## EXERCISE INPUT
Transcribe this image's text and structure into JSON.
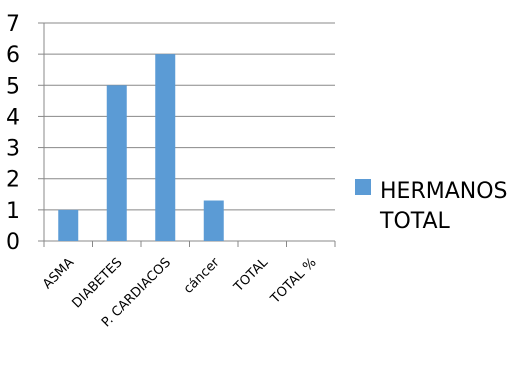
{
  "chart_data": {
    "type": "bar",
    "categories": [
      "ASMA",
      "DIABETES",
      "P. CARDIACOS",
      "cáncer",
      "TOTAL",
      "TOTAL %"
    ],
    "series": [
      {
        "name": "HERMANOS TOTAL",
        "values": [
          1,
          5,
          6,
          1.3,
          0,
          0
        ],
        "color": "#5b9bd5"
      }
    ],
    "yticks": [
      "0",
      "1",
      "2",
      "3",
      "4",
      "5",
      "6",
      "7"
    ],
    "ylim": [
      0,
      7
    ],
    "grid": true,
    "legend_position": "right",
    "legend": {
      "line1": "HERMANOS",
      "line2": "TOTAL"
    }
  }
}
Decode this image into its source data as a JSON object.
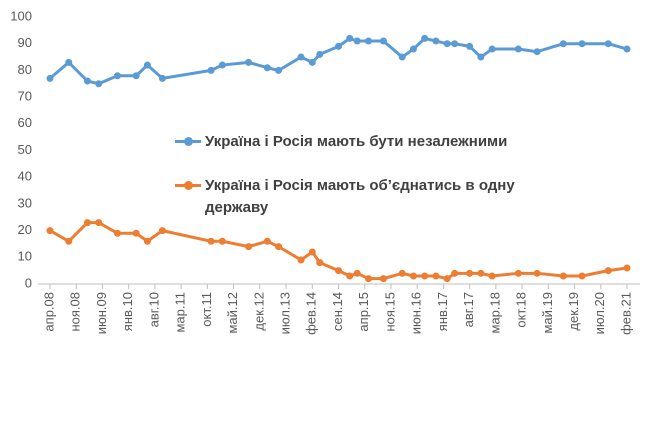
{
  "chart_data": {
    "type": "line",
    "x": [
      0,
      5,
      10,
      13,
      18,
      23,
      26,
      30,
      43,
      46,
      53,
      58,
      61,
      67,
      70,
      72,
      77,
      80,
      82,
      85,
      89,
      94,
      97,
      100,
      103,
      106,
      108,
      112,
      115,
      118,
      125,
      130,
      137,
      142,
      149,
      154
    ],
    "series": [
      {
        "name": "Україна і Росія мають бути незалежними",
        "color": "#5b9bd5",
        "values": [
          77,
          83,
          76,
          75,
          78,
          78,
          82,
          77,
          80,
          82,
          83,
          81,
          80,
          85,
          83,
          86,
          89,
          92,
          91,
          91,
          91,
          85,
          88,
          92,
          91,
          90,
          90,
          89,
          85,
          88,
          88,
          87,
          90,
          90,
          90,
          88
        ]
      },
      {
        "name": "Україна і Росія мають об’єднатись в одну державу",
        "color": "#ed7d31",
        "values": [
          20,
          16,
          23,
          23,
          19,
          19,
          16,
          20,
          16,
          16,
          14,
          16,
          14,
          9,
          12,
          8,
          5,
          3,
          4,
          2,
          2,
          4,
          3,
          3,
          3,
          2,
          4,
          4,
          4,
          3,
          4,
          4,
          3,
          3,
          5,
          6
        ]
      }
    ],
    "xlim": [
      0,
      154
    ],
    "xticks": [
      {
        "value": 0,
        "label": "апр.08"
      },
      {
        "value": 7,
        "label": "ноя.08"
      },
      {
        "value": 14,
        "label": "июн.09"
      },
      {
        "value": 21,
        "label": "янв.10"
      },
      {
        "value": 28,
        "label": "авг.10"
      },
      {
        "value": 35,
        "label": "мар.11"
      },
      {
        "value": 42,
        "label": "окт.11"
      },
      {
        "value": 49,
        "label": "май.12"
      },
      {
        "value": 56,
        "label": "дек.12"
      },
      {
        "value": 63,
        "label": "июл.13"
      },
      {
        "value": 70,
        "label": "фев.14"
      },
      {
        "value": 77,
        "label": "сен.14"
      },
      {
        "value": 84,
        "label": "апр.15"
      },
      {
        "value": 91,
        "label": "ноя.15"
      },
      {
        "value": 98,
        "label": "июн.16"
      },
      {
        "value": 105,
        "label": "янв.17"
      },
      {
        "value": 112,
        "label": "авг.17"
      },
      {
        "value": 119,
        "label": "мар.18"
      },
      {
        "value": 126,
        "label": "окт.18"
      },
      {
        "value": 133,
        "label": "май.19"
      },
      {
        "value": 140,
        "label": "дек.19"
      },
      {
        "value": 147,
        "label": "июл.20"
      },
      {
        "value": 154,
        "label": "фев.21"
      }
    ],
    "ylim": [
      0,
      100
    ],
    "yticks": [
      0,
      10,
      20,
      30,
      40,
      50,
      60,
      70,
      80,
      90,
      100
    ],
    "grid": false
  }
}
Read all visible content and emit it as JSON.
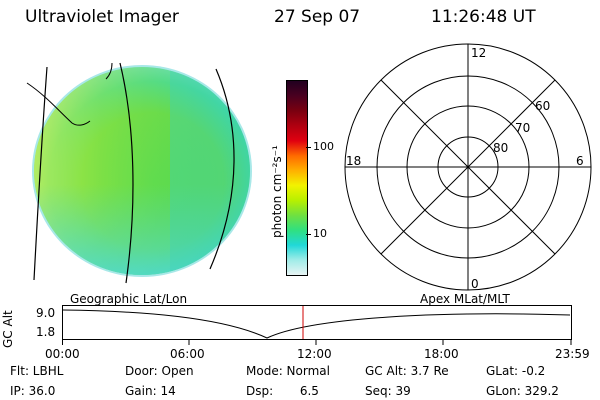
{
  "header": {
    "title": "Ultraviolet Imager",
    "date": "27 Sep 07",
    "time": "11:26:48 UT"
  },
  "colorbar": {
    "label": "photon cm⁻²s⁻¹",
    "ticks": [
      "100",
      "10"
    ],
    "colors": [
      "#220020",
      "#4a0020",
      "#7a0010",
      "#b00010",
      "#e00010",
      "#ff6a00",
      "#ffb000",
      "#f2f200",
      "#b8f000",
      "#70e040",
      "#30e080",
      "#20d8d8",
      "#a0ece8",
      "#e8f4f4"
    ]
  },
  "polar": {
    "labels": [
      "12",
      "18",
      "6",
      "0",
      "60",
      "70",
      "80"
    ]
  },
  "track": {
    "axis_label": "GC Alt",
    "y_ticks": [
      "9.0",
      "1.8"
    ],
    "left_label": "Geographic Lat/Lon",
    "right_label": "Apex  MLat/MLT",
    "x_ticks": [
      "00:00",
      "06:00",
      "12:00",
      "18:00",
      "23:59"
    ]
  },
  "info": {
    "row1": [
      "Flt: LBHL",
      "Door: Open",
      "Mode: Normal",
      "GC Alt: 3.7 Re",
      "GLat:  -0.2"
    ],
    "row2": [
      "IP: 36.0",
      "Gain: 14",
      "Dsp:       6.5",
      "Seq: 39",
      "GLon: 329.2"
    ]
  }
}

## DO THIS
Without the pictures, print the records in full, exactly as they appear.

## COMPLETED EXERCISE
Transcribe this image's text and structure into JSON.
{
  "chart_data": {
    "type": "bar",
    "categories": [
      "ASMA",
      "DIABETES",
      "P. CARDIACOS",
      "cáncer",
      "TOTAL",
      "TOTAL %"
    ],
    "series": [
      {
        "name": "HERMANOS TOTAL",
        "values": [
          1,
          5,
          6,
          1.3,
          0,
          0
        ],
        "color": "#5b9bd5"
      }
    ],
    "yticks": [
      "0",
      "1",
      "2",
      "3",
      "4",
      "5",
      "6",
      "7"
    ],
    "ylim": [
      0,
      7
    ],
    "grid": true,
    "legend_position": "right",
    "legend": {
      "line1": "HERMANOS",
      "line2": "TOTAL"
    }
  }
}
Decode this image into its source data as a JSON object.
{
  "chart_data": {
    "type": "line",
    "x": [
      0,
      5,
      10,
      13,
      18,
      23,
      26,
      30,
      43,
      46,
      53,
      58,
      61,
      67,
      70,
      72,
      77,
      80,
      82,
      85,
      89,
      94,
      97,
      100,
      103,
      106,
      108,
      112,
      115,
      118,
      125,
      130,
      137,
      142,
      149,
      154
    ],
    "series": [
      {
        "name": "Україна і Росія мають бути незалежними",
        "color": "#5b9bd5",
        "values": [
          77,
          83,
          76,
          75,
          78,
          78,
          82,
          77,
          80,
          82,
          83,
          81,
          80,
          85,
          83,
          86,
          89,
          92,
          91,
          91,
          91,
          85,
          88,
          92,
          91,
          90,
          90,
          89,
          85,
          88,
          88,
          87,
          90,
          90,
          90,
          88
        ]
      },
      {
        "name": "Україна і Росія мають об’єднатись в одну державу",
        "color": "#ed7d31",
        "values": [
          20,
          16,
          23,
          23,
          19,
          19,
          16,
          20,
          16,
          16,
          14,
          16,
          14,
          9,
          12,
          8,
          5,
          3,
          4,
          2,
          2,
          4,
          3,
          3,
          3,
          2,
          4,
          4,
          4,
          3,
          4,
          4,
          3,
          3,
          5,
          6
        ]
      }
    ],
    "xlim": [
      0,
      154
    ],
    "xticks": [
      {
        "value": 0,
        "label": "апр.08"
      },
      {
        "value": 7,
        "label": "ноя.08"
      },
      {
        "value": 14,
        "label": "июн.09"
      },
      {
        "value": 21,
        "label": "янв.10"
      },
      {
        "value": 28,
        "label": "авг.10"
      },
      {
        "value": 35,
        "label": "мар.11"
      },
      {
        "value": 42,
        "label": "окт.11"
      },
      {
        "value": 49,
        "label": "май.12"
      },
      {
        "value": 56,
        "label": "дек.12"
      },
      {
        "value": 63,
        "label": "июл.13"
      },
      {
        "value": 70,
        "label": "фев.14"
      },
      {
        "value": 77,
        "label": "сен.14"
      },
      {
        "value": 84,
        "label": "апр.15"
      },
      {
        "value": 91,
        "label": "ноя.15"
      },
      {
        "value": 98,
        "label": "июн.16"
      },
      {
        "value": 105,
        "label": "янв.17"
      },
      {
        "value": 112,
        "label": "авг.17"
      },
      {
        "value": 119,
        "label": "мар.18"
      },
      {
        "value": 126,
        "label": "окт.18"
      },
      {
        "value": 133,
        "label": "май.19"
      },
      {
        "value": 140,
        "label": "дек.19"
      },
      {
        "value": 147,
        "label": "июл.20"
      },
      {
        "value": 154,
        "label": "фев.21"
      }
    ],
    "ylim": [
      0,
      100
    ],
    "yticks": [
      0,
      10,
      20,
      30,
      40,
      50,
      60,
      70,
      80,
      90,
      100
    ],
    "grid": false
  }
}
Read all visible content and emit it as JSON.
{
  "header": {
    "title": "Ultraviolet Imager",
    "date": "27 Sep 07",
    "time": "11:26:48 UT"
  },
  "colorbar": {
    "label": "photon cm⁻²s⁻¹",
    "ticks": [
      "100",
      "10"
    ],
    "colors": [
      "#220020",
      "#4a0020",
      "#7a0010",
      "#b00010",
      "#e00010",
      "#ff6a00",
      "#ffb000",
      "#f2f200",
      "#b8f000",
      "#70e040",
      "#30e080",
      "#20d8d8",
      "#a0ece8",
      "#e8f4f4"
    ]
  },
  "polar": {
    "labels": [
      "12",
      "18",
      "6",
      "0",
      "60",
      "70",
      "80"
    ]
  },
  "track": {
    "axis_label": "GC Alt",
    "y_ticks": [
      "9.0",
      "1.8"
    ],
    "left_label": "Geographic Lat/Lon",
    "right_label": "Apex  MLat/MLT",
    "x_ticks": [
      "00:00",
      "06:00",
      "12:00",
      "18:00",
      "23:59"
    ]
  },
  "info": {
    "row1": [
      "Flt: LBHL",
      "Door: Open",
      "Mode: Normal",
      "GC Alt: 3.7 Re",
      "GLat:  -0.2"
    ],
    "row2": [
      "IP: 36.0",
      "Gain: 14",
      "Dsp:       6.5",
      "Seq: 39",
      "GLon: 329.2"
    ]
  }
}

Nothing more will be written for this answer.